Exercise instructions: The records below hold pictures; please leave those out and retype the rest exactly.

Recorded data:
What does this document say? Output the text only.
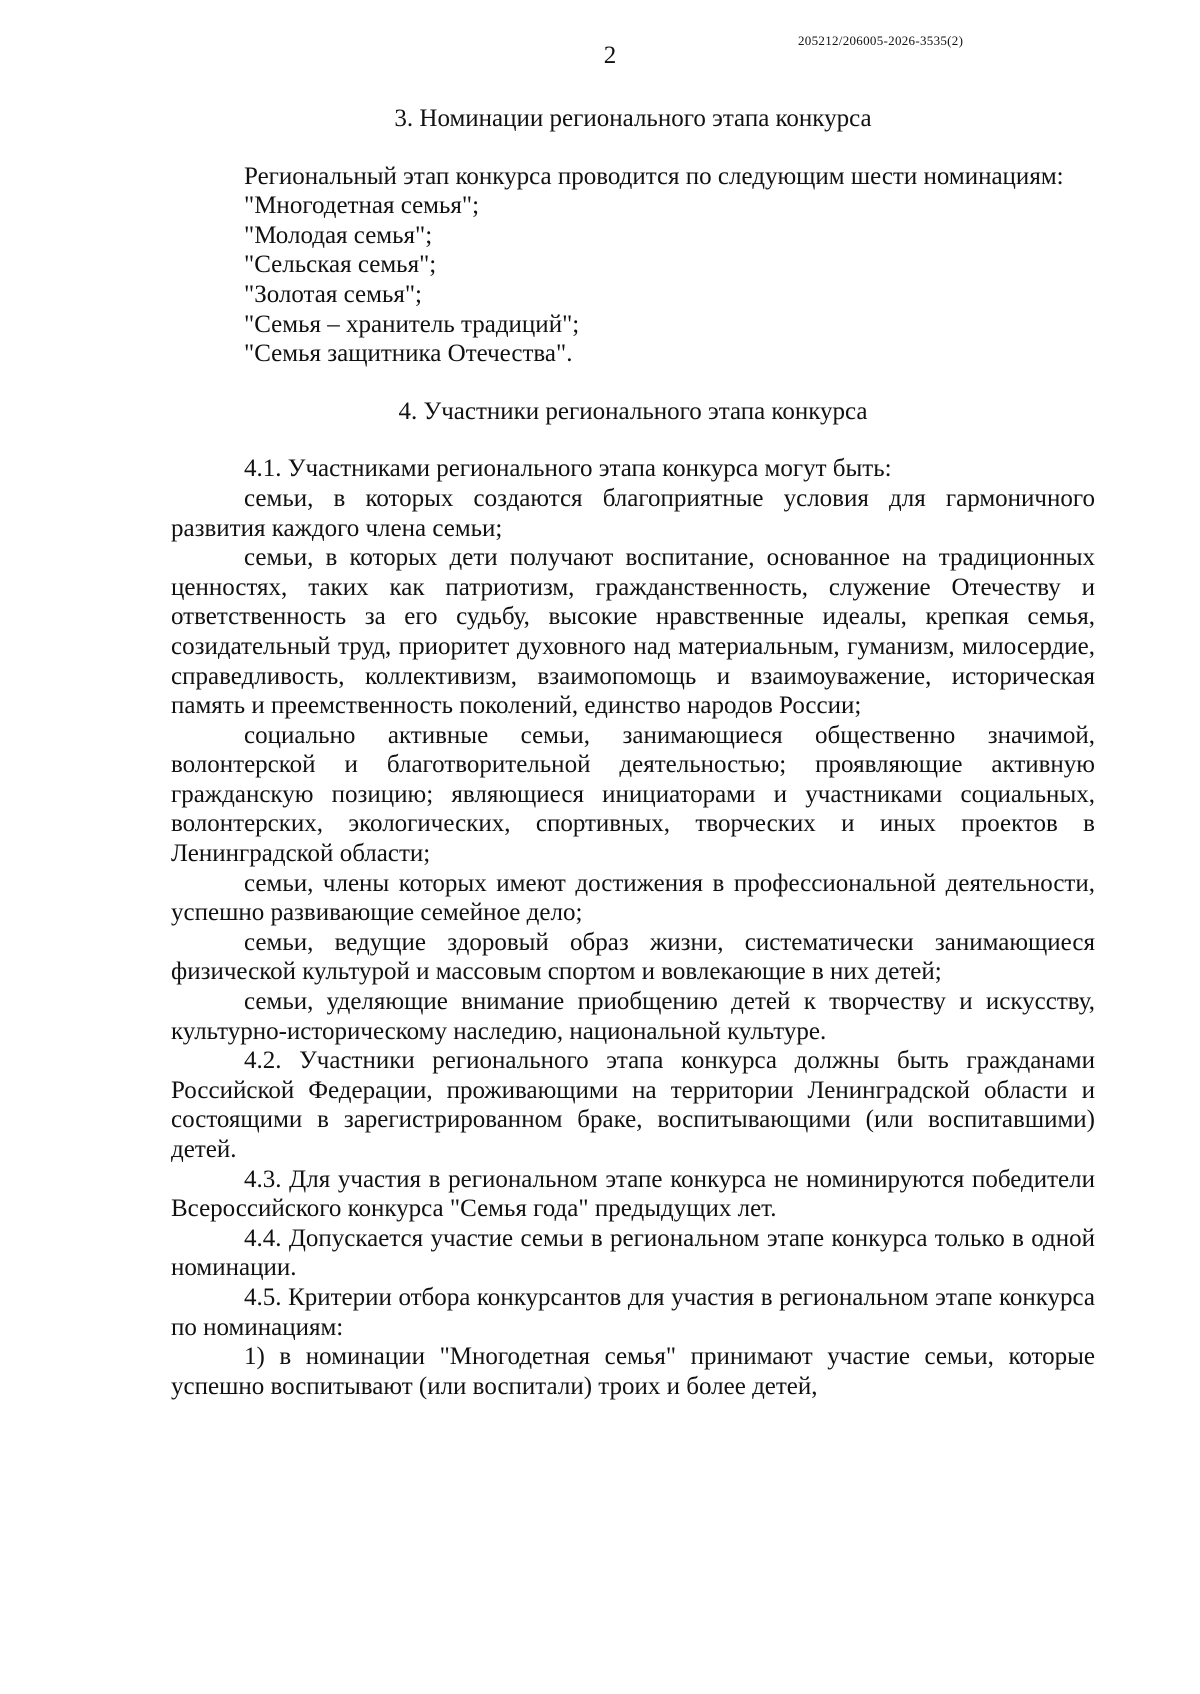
2
205212/206005-2026-3535(2)
3. Номинации регионального этапа конкурса

Региональный этап конкурса проводится по следующим шести номинациям:

"Многодетная семья";
"Молодая семья";
"Сельская семья";
"Золотая семья";
"Семья – хранитель традиций";
"Семья защитника Отечества".
4. Участники регионального этапа конкурса

4.1. Участниками регионального этапа конкурса могут быть:

семьи, в которых создаются благоприятные условия для гармоничного развития каждого члена семьи;

семьи, в которых дети получают воспитание, основанное на традиционных ценностях, таких как патриотизм, гражданственность, служение Отечеству и ответственность за его судьбу, высокие нравственные идеалы, крепкая семья, созидательный труд, приоритет духовного над материальным, гуманизм, милосердие, справедливость, коллективизм, взаимопомощь и взаимоуважение, историческая память и преемственность поколений, единство народов России;

социально активные семьи, занимающиеся общественно значимой, волонтерской и благотворительной деятельностью; проявляющие активную гражданскую позицию; являющиеся инициаторами и участниками социальных, волонтерских, экологических, спортивных, творческих и иных проектов в Ленинградской области;

семьи, члены которых имеют достижения в профессиональной деятельности, успешно развивающие семейное дело;

семьи, ведущие здоровый образ жизни, систематически занимающиеся физической культурой и массовым спортом и вовлекающие в них детей;

семьи, уделяющие внимание приобщению детей к творчеству и искусству, культурно-историческому наследию, национальной культуре.

4.2. Участники регионального этапа конкурса должны быть гражданами Российской Федерации, проживающими на территории Ленинградской области и состоящими в зарегистрированном браке, воспитывающими (или воспитавшими) детей.

4.3. Для участия в региональном этапе конкурса не номинируются победители Всероссийского конкурса "Семья года" предыдущих лет.

4.4. Допускается участие семьи в региональном этапе конкурса только в одной номинации.

4.5. Критерии отбора конкурсантов для участия в региональном этапе конкурса по номинациям:

1) в номинации "Многодетная семья" принимают участие семьи, которые успешно воспитывают (или воспитали) троих и более детей,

Full answer:
What does this document say? Output the text only.
2
205212/206005-2026-3535(2)
3. Номинации регионального этапа конкурса

Региональный этап конкурса проводится по следующим шести номинациям:

"Многодетная семья";
"Молодая семья";
"Сельская семья";
"Золотая семья";
"Семья – хранитель традиций";
"Семья защитника Отечества".
4. Участники регионального этапа конкурса

4.1. Участниками регионального этапа конкурса могут быть:

семьи, в которых создаются благоприятные условия для гармоничного развития каждого члена семьи;

семьи, в которых дети получают воспитание, основанное на традиционных ценностях, таких как патриотизм, гражданственность, служение Отечеству и ответственность за его судьбу, высокие нравственные идеалы, крепкая семья, созидательный труд, приоритет духовного над материальным, гуманизм, милосердие, справедливость, коллективизм, взаимопомощь и взаимоуважение, историческая память и преемственность поколений, единство народов России;

социально активные семьи, занимающиеся общественно значимой, волонтерской и благотворительной деятельностью; проявляющие активную гражданскую позицию; являющиеся инициаторами и участниками социальных, волонтерских, экологических, спортивных, творческих и иных проектов в Ленинградской области;

семьи, члены которых имеют достижения в профессиональной деятельности, успешно развивающие семейное дело;

семьи, ведущие здоровый образ жизни, систематически занимающиеся физической культурой и массовым спортом и вовлекающие в них детей;

семьи, уделяющие внимание приобщению детей к творчеству и искусству, культурно-историческому наследию, национальной культуре.

4.2. Участники регионального этапа конкурса должны быть гражданами Российской Федерации, проживающими на территории Ленинградской области и состоящими в зарегистрированном браке, воспитывающими (или воспитавшими) детей.

4.3. Для участия в региональном этапе конкурса не номинируются победители Всероссийского конкурса "Семья года" предыдущих лет.

4.4. Допускается участие семьи в региональном этапе конкурса только в одной номинации.

4.5. Критерии отбора конкурсантов для участия в региональном этапе конкурса по номинациям:

1) в номинации "Многодетная семья" принимают участие семьи, которые успешно воспитывают (или воспитали) троих и более детей,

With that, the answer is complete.